__Records__:
········
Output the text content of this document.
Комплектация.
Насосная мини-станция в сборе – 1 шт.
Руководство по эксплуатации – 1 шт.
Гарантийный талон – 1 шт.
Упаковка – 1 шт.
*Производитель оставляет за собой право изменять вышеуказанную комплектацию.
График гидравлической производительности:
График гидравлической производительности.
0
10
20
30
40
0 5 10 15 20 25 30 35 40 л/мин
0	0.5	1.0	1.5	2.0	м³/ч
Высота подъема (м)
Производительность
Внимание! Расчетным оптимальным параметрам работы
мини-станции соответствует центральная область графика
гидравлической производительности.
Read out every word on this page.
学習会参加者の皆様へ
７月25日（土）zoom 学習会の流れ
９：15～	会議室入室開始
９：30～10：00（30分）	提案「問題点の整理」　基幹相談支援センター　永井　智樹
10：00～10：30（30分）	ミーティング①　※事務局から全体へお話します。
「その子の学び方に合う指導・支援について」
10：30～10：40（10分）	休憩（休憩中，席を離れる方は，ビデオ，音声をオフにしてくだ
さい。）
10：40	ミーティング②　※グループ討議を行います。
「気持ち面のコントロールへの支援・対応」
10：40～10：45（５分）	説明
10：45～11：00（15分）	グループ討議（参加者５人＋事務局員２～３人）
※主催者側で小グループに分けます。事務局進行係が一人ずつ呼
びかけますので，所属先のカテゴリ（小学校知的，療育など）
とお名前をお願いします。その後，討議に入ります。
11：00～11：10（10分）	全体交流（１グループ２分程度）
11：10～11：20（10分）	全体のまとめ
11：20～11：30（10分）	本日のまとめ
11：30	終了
········
__Exercise description__:
Write out every entry again exactly, please, with nothing missing.

__Output of the exercise__:
Output the text content of this document.
Комплектация.
Насосная мини-станция в сборе – 1 шт.
Руководство по эксплуатации – 1 шт.
Гарантийный талон – 1 шт.
Упаковка – 1 шт.
*Производитель оставляет за собой право изменять вышеуказанную комплектацию.
График гидравлической производительности:
График гидравлической производительности.
0
10
20
30
40
0 5 10 15 20 25 30 35 40 л/мин
0	0.5	1.0	1.5	2.0	м³/ч
Высота подъема (м)
Производительность
Внимание! Расчетным оптимальным параметрам работы
мини-станции соответствует центральная область графика
гидравлической производительности.
Read out every word on this page.
学習会参加者の皆様へ
７月25日（土）zoom 学習会の流れ
９：15～	会議室入室開始
９：30～10：00（30分）	提案「問題点の整理」　基幹相談支援センター　永井　智樹
10：00～10：30（30分）	ミーティング①　※事務局から全体へお話します。
「その子の学び方に合う指導・支援について」
10：30～10：40（10分）	休憩（休憩中，席を離れる方は，ビデオ，音声をオフにしてくだ
さい。）
10：40	ミーティング②　※グループ討議を行います。
「気持ち面のコントロールへの支援・対応」
10：40～10：45（５分）	説明
10：45～11：00（15分）	グループ討議（参加者５人＋事務局員２～３人）
※主催者側で小グループに分けます。事務局進行係が一人ずつ呼
びかけますので，所属先のカテゴリ（小学校知的，療育など）
とお名前をお願いします。その後，討議に入ります。
11：00～11：10（10分）	全体交流（１グループ２分程度）
11：10～11：20（10分）	全体のまとめ
11：20～11：30（10分）	本日のまとめ
11：30	終了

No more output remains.